Goal:
Take every line from the material that has the word "look" in it.

Records shown:
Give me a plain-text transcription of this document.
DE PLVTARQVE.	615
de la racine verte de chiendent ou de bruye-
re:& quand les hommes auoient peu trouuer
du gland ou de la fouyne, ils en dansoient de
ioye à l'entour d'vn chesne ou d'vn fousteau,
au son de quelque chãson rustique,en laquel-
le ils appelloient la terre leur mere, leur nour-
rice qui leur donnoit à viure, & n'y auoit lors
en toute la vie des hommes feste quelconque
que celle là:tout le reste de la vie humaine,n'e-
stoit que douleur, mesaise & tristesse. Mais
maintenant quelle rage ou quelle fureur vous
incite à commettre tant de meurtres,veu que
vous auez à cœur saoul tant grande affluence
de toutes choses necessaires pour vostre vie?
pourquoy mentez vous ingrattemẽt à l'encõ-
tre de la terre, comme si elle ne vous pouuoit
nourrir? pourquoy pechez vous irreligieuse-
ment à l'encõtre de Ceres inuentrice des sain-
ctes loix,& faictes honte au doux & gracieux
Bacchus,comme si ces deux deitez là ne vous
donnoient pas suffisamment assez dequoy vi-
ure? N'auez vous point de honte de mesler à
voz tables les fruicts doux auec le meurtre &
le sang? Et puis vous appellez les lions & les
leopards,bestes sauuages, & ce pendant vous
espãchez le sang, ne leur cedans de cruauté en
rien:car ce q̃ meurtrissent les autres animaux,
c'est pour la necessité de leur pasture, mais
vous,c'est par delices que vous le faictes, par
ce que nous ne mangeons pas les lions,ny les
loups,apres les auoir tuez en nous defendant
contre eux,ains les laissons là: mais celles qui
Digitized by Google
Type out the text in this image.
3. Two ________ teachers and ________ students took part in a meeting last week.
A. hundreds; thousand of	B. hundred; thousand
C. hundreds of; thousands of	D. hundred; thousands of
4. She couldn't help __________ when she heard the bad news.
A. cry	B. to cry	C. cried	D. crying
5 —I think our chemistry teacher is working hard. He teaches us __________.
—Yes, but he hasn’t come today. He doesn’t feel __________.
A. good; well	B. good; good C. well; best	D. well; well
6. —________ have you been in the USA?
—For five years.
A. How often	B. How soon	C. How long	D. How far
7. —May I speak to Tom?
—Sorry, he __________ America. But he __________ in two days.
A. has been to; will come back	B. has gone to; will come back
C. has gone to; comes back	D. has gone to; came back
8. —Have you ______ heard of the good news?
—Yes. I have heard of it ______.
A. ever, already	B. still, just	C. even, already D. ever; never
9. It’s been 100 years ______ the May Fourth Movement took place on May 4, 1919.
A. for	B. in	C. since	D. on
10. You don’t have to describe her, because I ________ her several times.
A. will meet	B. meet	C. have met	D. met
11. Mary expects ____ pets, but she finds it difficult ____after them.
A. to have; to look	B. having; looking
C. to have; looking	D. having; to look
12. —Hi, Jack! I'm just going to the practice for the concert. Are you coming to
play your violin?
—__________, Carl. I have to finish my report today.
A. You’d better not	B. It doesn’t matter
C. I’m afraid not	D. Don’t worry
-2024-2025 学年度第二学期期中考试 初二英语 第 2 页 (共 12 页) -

Solution:
A. to have; to look	B. having; looking
C. to have; looking	D. having; to look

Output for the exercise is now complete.